Provided data:
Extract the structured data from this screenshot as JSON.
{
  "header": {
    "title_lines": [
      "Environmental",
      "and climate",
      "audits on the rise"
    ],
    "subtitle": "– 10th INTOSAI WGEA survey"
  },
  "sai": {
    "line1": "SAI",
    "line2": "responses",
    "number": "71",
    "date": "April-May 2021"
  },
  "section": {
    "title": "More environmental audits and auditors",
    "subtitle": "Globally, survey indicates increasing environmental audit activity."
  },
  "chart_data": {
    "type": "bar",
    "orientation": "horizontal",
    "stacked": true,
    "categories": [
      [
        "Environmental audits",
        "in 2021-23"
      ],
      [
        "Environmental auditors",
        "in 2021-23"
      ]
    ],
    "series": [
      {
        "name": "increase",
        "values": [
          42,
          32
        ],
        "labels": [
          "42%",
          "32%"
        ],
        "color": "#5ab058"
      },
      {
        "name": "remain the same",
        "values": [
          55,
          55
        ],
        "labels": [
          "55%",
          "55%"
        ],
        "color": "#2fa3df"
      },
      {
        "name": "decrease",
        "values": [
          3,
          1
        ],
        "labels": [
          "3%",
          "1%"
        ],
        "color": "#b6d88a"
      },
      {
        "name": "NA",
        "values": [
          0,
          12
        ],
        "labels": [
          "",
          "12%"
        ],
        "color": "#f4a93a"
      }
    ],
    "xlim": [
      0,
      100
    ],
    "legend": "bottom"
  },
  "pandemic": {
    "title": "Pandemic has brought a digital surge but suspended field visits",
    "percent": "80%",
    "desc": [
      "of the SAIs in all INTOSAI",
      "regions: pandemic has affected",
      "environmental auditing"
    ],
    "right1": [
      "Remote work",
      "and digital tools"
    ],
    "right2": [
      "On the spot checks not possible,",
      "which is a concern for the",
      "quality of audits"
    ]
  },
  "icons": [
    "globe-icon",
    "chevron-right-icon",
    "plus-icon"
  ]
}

...

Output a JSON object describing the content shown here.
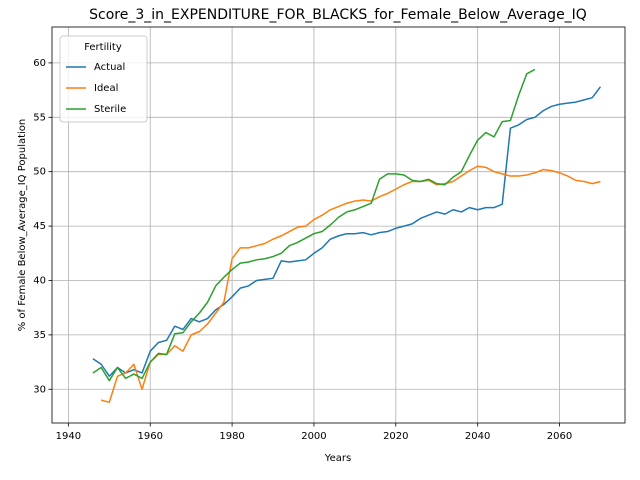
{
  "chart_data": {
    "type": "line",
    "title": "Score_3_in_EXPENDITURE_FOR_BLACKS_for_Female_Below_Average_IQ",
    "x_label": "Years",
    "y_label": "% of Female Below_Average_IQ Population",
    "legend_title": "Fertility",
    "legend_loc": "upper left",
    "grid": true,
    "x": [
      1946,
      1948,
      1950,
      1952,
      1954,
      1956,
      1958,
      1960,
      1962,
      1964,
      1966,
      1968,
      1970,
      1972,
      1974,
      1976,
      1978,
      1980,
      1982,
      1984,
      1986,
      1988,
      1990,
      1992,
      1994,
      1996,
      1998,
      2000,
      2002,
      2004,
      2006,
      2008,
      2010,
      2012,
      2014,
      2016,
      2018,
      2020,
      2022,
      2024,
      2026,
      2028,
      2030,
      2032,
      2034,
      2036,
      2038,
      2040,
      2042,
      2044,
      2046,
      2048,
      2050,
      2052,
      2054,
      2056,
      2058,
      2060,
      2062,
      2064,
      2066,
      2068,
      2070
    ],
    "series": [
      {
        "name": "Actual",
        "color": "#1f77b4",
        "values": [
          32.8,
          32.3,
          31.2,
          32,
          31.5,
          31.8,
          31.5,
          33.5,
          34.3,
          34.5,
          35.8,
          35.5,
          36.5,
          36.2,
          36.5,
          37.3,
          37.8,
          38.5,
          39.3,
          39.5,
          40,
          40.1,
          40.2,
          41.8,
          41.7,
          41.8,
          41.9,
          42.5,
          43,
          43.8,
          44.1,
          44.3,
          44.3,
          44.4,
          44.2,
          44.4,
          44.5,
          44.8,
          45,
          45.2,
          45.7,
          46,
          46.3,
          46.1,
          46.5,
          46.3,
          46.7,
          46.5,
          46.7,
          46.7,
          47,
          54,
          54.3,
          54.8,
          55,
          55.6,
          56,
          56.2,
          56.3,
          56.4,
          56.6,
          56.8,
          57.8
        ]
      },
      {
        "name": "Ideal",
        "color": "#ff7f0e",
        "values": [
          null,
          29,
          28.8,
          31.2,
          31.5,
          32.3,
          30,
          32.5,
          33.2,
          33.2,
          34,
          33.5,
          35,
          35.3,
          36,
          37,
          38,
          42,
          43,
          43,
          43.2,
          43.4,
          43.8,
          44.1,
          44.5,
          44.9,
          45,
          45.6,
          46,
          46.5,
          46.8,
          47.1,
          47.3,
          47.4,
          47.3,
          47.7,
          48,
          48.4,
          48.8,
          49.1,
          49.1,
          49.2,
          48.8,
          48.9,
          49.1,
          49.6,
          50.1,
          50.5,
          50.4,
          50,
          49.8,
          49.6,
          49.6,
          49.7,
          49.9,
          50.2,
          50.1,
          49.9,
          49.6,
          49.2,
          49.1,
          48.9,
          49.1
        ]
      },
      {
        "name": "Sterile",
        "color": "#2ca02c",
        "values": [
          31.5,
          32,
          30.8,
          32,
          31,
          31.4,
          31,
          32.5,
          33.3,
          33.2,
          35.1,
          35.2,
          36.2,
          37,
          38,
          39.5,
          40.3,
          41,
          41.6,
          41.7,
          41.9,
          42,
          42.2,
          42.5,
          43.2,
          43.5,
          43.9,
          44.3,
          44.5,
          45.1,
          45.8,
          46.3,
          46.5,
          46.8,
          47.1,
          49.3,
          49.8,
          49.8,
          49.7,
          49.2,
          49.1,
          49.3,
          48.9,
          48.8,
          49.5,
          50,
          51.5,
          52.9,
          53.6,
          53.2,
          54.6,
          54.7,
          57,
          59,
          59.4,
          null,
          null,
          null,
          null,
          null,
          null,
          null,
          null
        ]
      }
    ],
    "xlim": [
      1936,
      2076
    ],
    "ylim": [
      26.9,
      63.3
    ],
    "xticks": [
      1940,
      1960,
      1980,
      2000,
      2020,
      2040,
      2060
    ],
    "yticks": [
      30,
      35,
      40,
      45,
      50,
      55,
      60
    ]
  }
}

...

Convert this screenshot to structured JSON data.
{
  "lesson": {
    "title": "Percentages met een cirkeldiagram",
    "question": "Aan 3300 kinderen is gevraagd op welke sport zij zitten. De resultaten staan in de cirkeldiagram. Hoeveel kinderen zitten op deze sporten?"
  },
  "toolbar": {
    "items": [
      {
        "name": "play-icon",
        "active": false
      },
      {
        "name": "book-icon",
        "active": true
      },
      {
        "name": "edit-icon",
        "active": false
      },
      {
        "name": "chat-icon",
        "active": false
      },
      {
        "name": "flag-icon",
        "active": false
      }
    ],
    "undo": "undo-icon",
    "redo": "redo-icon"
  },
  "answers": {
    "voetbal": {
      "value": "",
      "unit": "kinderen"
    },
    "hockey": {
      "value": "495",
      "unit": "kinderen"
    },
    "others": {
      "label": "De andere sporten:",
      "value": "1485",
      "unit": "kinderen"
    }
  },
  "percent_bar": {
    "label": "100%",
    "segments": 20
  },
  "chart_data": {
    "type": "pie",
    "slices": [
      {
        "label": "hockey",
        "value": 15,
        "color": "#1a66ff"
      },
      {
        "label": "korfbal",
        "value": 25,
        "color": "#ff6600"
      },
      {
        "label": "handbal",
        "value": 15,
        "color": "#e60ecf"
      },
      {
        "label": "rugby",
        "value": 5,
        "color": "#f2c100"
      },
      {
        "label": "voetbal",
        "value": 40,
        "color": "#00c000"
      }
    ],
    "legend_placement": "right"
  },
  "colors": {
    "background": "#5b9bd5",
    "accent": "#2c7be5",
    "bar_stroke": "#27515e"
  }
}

Challenge:
Copy each line of the data that contains the word "auditors".

Task solution:
    "title": "More environmental audits and auditors",
        "Environmental auditors",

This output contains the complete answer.